> _STORED DATA_
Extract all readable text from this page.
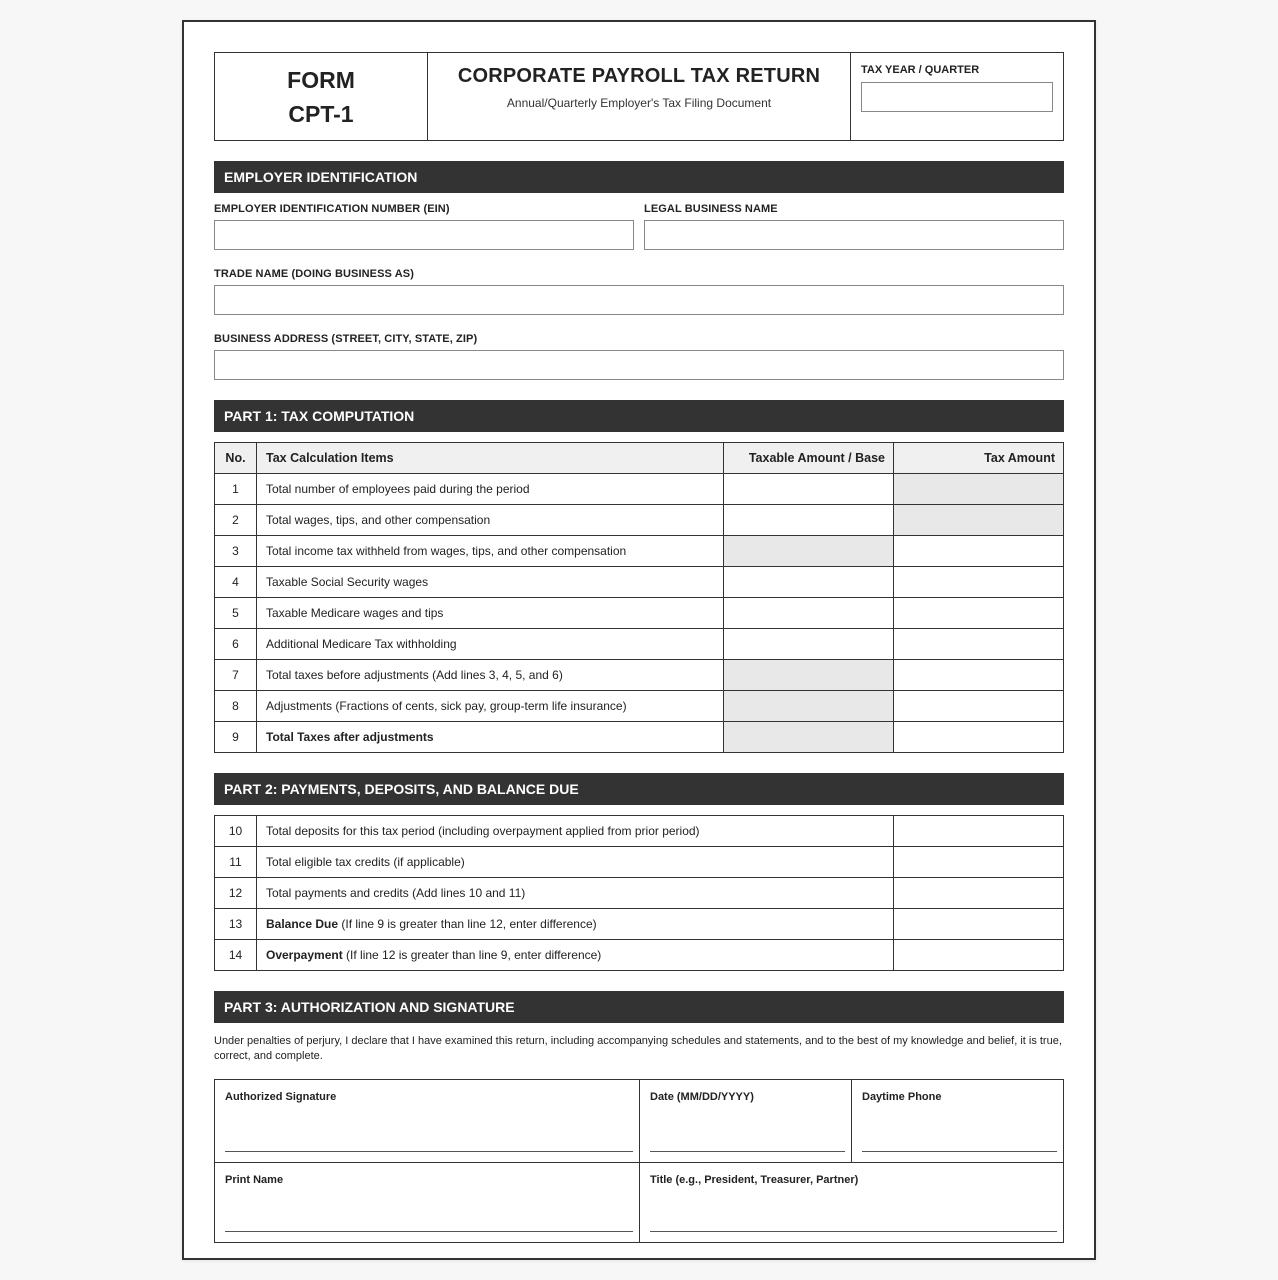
FORM
CPT-1
CORPORATE PAYROLL TAX RETURN
Annual/Quarterly Employer's Tax Filing Document
TAX YEAR / QUARTER
EMPLOYER IDENTIFICATION
EMPLOYER IDENTIFICATION NUMBER (EIN)	LEGAL BUSINESS NAME
TRADE NAME (DOING BUSINESS AS)
BUSINESS ADDRESS (STREET, CITY, STATE, ZIP)
PART 1: TAX COMPUTATION
No.	Tax Calculation Items	Taxable Amount / Base	Tax Amount
1	Total number of employees paid during the period		
2	Total wages, tips, and other compensation		
3	Total income tax withheld from wages, tips, and other compensation		
4	Taxable Social Security wages		
5	Taxable Medicare wages and tips		
6	Additional Medicare Tax withholding		
7	Total taxes before adjustments (Add lines 3, 4, 5, and 6)		
8	Adjustments (Fractions of cents, sick pay, group-term life insurance)		
9	Total Taxes after adjustments		
PART 2: PAYMENTS, DEPOSITS, AND BALANCE DUE
10	Total deposits for this tax period (including overpayment applied from prior period)	
11	Total eligible tax credits (if applicable)	
12	Total payments and credits (Add lines 10 and 11)	
13	Balance Due (If line 9 is greater than line 12, enter difference)	
14	Overpayment (If line 12 is greater than line 9, enter difference)	
PART 3: AUTHORIZATION AND SIGNATURE

Under penalties of perjury, I declare that I have examined this return, including accompanying schedules and statements, and to the best of my knowledge and belief, it is true, correct, and complete.

Authorized Signature	Date (MM/DD/YYYY)	Daytime Phone
Print Name	Title (e.g., President, Treasurer, Partner)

> _DO THIS_
Extract every line containing the string "enter" from the data above.

> _OUTPUT FOR THIS EXERCISE_
13	Balance Due (If line 9 is greater than line 12, enter difference)	
14	Overpayment (If line 12 is greater than line 9, enter difference)	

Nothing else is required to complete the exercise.